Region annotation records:
■ ■ ■ ■

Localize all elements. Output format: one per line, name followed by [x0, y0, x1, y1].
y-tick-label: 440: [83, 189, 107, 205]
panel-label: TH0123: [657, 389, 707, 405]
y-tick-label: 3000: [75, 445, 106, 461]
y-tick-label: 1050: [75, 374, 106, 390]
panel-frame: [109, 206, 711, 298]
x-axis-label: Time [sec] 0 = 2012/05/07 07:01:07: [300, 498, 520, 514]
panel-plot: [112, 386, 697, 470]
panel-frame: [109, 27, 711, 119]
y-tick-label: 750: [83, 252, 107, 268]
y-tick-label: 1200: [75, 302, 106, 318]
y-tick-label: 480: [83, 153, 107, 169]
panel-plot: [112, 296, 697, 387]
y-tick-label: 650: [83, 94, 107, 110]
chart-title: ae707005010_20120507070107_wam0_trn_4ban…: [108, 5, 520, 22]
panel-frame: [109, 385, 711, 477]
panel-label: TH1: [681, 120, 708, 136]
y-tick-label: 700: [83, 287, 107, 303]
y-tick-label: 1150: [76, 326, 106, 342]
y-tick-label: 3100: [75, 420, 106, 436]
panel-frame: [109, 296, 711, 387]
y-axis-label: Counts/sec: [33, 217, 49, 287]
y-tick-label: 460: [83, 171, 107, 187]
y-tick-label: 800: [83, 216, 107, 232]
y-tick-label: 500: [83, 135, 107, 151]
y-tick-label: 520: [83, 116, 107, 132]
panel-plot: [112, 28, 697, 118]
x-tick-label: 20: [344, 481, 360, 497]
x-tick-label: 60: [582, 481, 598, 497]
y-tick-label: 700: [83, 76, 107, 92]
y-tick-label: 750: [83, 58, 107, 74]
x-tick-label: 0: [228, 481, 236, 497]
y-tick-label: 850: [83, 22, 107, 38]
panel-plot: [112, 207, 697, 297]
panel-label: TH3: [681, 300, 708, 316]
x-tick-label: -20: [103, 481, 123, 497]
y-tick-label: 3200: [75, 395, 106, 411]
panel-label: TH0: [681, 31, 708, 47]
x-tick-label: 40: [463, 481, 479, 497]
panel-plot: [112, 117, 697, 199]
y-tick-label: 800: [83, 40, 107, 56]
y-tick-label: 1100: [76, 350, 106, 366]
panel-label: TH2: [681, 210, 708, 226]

■ ■ ■ ■

EXERCISE DIRECTIONS:
Please render every line of the items above as a Markdown table with the columns "No." and "Item text", one row per line, numbered in order, leaving out any blank lines.

COMPLETED EXERCISE:
| No. | Item text |
|---|---|
| 1 | Localize all elements. Output format: one per line, name followed by [x0, y0, x1, y1]. |
| 2 | y-tick-label: 440: [83, 189, 107, 205] |
| 3 | panel-label: TH0123: [657, 389, 707, 405] |
| 4 | y-tick-label: 3000: [75, 445, 106, 461] |
| 5 | y-tick-label: 1050: [75, 374, 106, 390] |
| 6 | panel-frame: [109, 206, 711, 298] |
| 7 | x-axis-label: Time [sec] 0 = 2012/05/07 07:01:07: [300, 498, 520, 514] |
| 8 | panel-plot: [112, 386, 697, 470] |
| 9 | panel-frame: [109, 27, 711, 119] |
| 10 | y-tick-label: 750: [83, 252, 107, 268] |
| 11 | y-tick-label: 1200: [75, 302, 106, 318] |
| 12 | y-tick-label: 480: [83, 153, 107, 169] |
| 13 | panel-plot: [112, 296, 697, 387] |
| 14 | y-tick-label: 650: [83, 94, 107, 110] |
| 15 | chart-title: ae707005010_20120507070107_wam0_trn_4ban…: [108, 5, 520, 22] |
| 16 | panel-frame: [109, 385, 711, 477] |
| 17 | panel-label: TH1: [681, 120, 708, 136] |
| 18 | y-tick-label: 700: [83, 287, 107, 303] |
| 19 | y-tick-label: 1150: [76, 326, 106, 342] |
| 20 | y-tick-label: 3100: [75, 420, 106, 436] |
| 21 | panel-frame: [109, 296, 711, 387] |
| 22 | y-axis-label: Counts/sec: [33, 217, 49, 287] |
| 23 | y-tick-label: 460: [83, 171, 107, 187] |
| 24 | y-tick-label: 800: [83, 216, 107, 232] |
| 25 | y-tick-label: 500: [83, 135, 107, 151] |
| 26 | y-tick-label: 520: [83, 116, 107, 132] |
| 27 | panel-plot: [112, 28, 697, 118] |
| 28 | x-tick-label: 20: [344, 481, 360, 497] |
| 29 | x-tick-label: 60: [582, 481, 598, 497] |
| 30 | y-tick-label: 700: [83, 76, 107, 92] |
| 31 | y-tick-label: 750: [83, 58, 107, 74] |
| 32 | x-tick-label: 0: [228, 481, 236, 497] |
| 33 | y-tick-label: 850: [83, 22, 107, 38] |
| 34 | panel-plot: [112, 207, 697, 297] |
| 35 | panel-label: TH3: [681, 300, 708, 316] |
| 36 | x-tick-label: -20: [103, 481, 123, 497] |
| 37 | y-tick-label: 3200: [75, 395, 106, 411] |
| 38 | panel-label: TH0: [681, 31, 708, 47] |
| 39 | x-tick-label: 40: [463, 481, 479, 497] |
| 40 | panel-plot: [112, 117, 697, 199] |
| 41 | y-tick-label: 800: [83, 40, 107, 56] |
| 42 | y-tick-label: 1100: [76, 350, 106, 366] |
| 43 | panel-label: TH2: [681, 210, 708, 226] |